→ YOUR TASK: Reproduce every record exactly as it appears, but not the pictures.

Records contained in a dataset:

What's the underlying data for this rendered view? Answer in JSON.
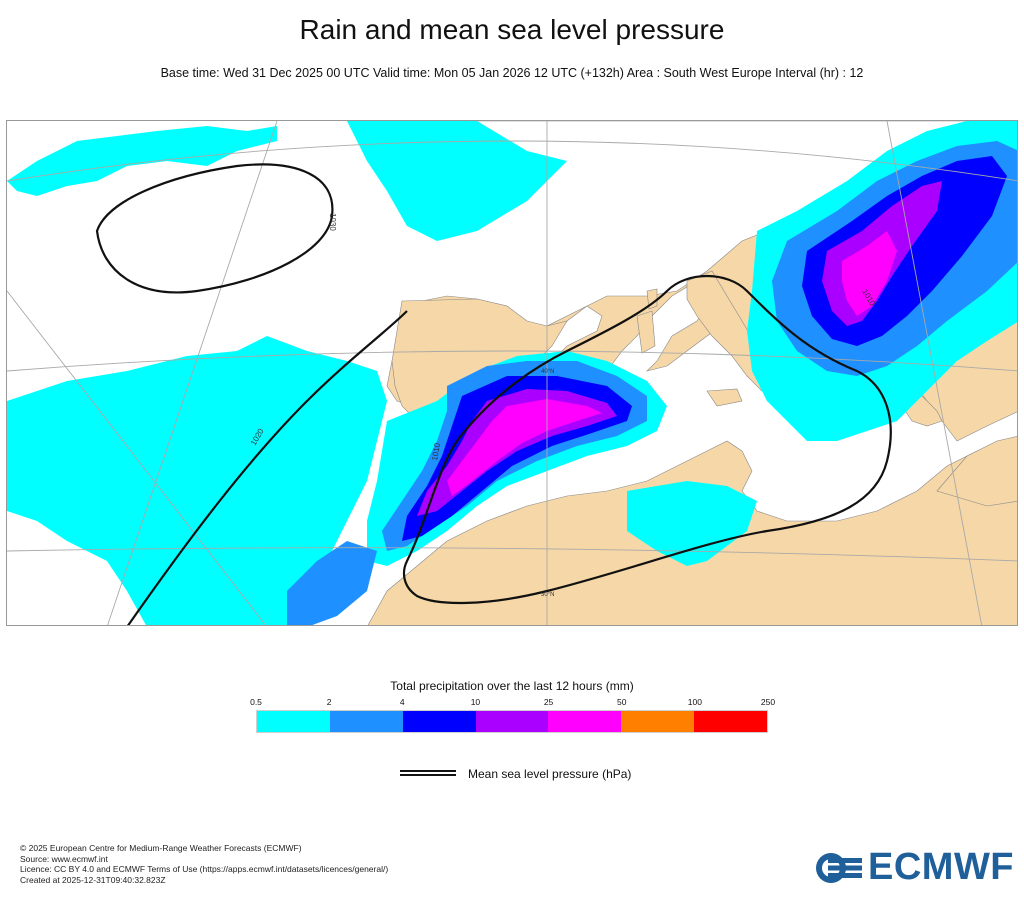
{
  "header": {
    "title": "Rain and mean sea level pressure",
    "subtitle": "Base time: Wed 31 Dec 2025 00 UTC Valid time: Mon 05 Jan 2026 12 UTC (+132h) Area : South West Europe Interval (hr) : 12"
  },
  "map": {
    "isobar_labels": [
      "1030",
      "1020",
      "1010",
      "1010"
    ],
    "graticule_labels": [
      "40°N",
      "30°N"
    ],
    "colors": {
      "land": "#f6d7a7",
      "sea": "#ffffff",
      "isobar": "#111111",
      "graticule": "#a9a9a9"
    }
  },
  "legend": {
    "title": "Total precipitation over the last 12 hours (mm)",
    "ticks": [
      "0.5",
      "2",
      "4",
      "10",
      "25",
      "50",
      "100",
      "250"
    ],
    "colors": [
      "#00ffff",
      "#1e90ff",
      "#0000ff",
      "#aa00ff",
      "#ff00ff",
      "#ff8000",
      "#ff0000"
    ],
    "mslp_label": "Mean sea level pressure (hPa)"
  },
  "credits": {
    "line1": "© 2025 European Centre for Medium-Range Weather Forecasts (ECMWF)",
    "line2": "Source: www.ecmwf.int",
    "line3": "Licence: CC BY 4.0 and ECMWF Terms of Use (https://apps.ecmwf.int/datasets/licences/general/)",
    "line4": "Created at 2025-12-31T09:40:32.823Z"
  },
  "logo": {
    "text": "ECMWF",
    "color": "#1f5f9a"
  }
}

→ COMPLETED EXERCISE:
What's the underlying data for this rendered view? Answer in JSON.
{
  "header": {
    "title": "Rain and mean sea level pressure",
    "subtitle": "Base time: Wed 31 Dec 2025 00 UTC Valid time: Mon 05 Jan 2026 12 UTC (+132h) Area : South West Europe Interval (hr) : 12"
  },
  "map": {
    "isobar_labels": [
      "1030",
      "1020",
      "1010",
      "1010"
    ],
    "graticule_labels": [
      "40°N",
      "30°N"
    ],
    "colors": {
      "land": "#f6d7a7",
      "sea": "#ffffff",
      "isobar": "#111111",
      "graticule": "#a9a9a9"
    }
  },
  "legend": {
    "title": "Total precipitation over the last 12 hours (mm)",
    "ticks": [
      "0.5",
      "2",
      "4",
      "10",
      "25",
      "50",
      "100",
      "250"
    ],
    "colors": [
      "#00ffff",
      "#1e90ff",
      "#0000ff",
      "#aa00ff",
      "#ff00ff",
      "#ff8000",
      "#ff0000"
    ],
    "mslp_label": "Mean sea level pressure (hPa)"
  },
  "credits": {
    "line1": "© 2025 European Centre for Medium-Range Weather Forecasts (ECMWF)",
    "line2": "Source: www.ecmwf.int",
    "line3": "Licence: CC BY 4.0 and ECMWF Terms of Use (https://apps.ecmwf.int/datasets/licences/general/)",
    "line4": "Created at 2025-12-31T09:40:32.823Z"
  },
  "logo": {
    "text": "ECMWF",
    "color": "#1f5f9a"
  }
}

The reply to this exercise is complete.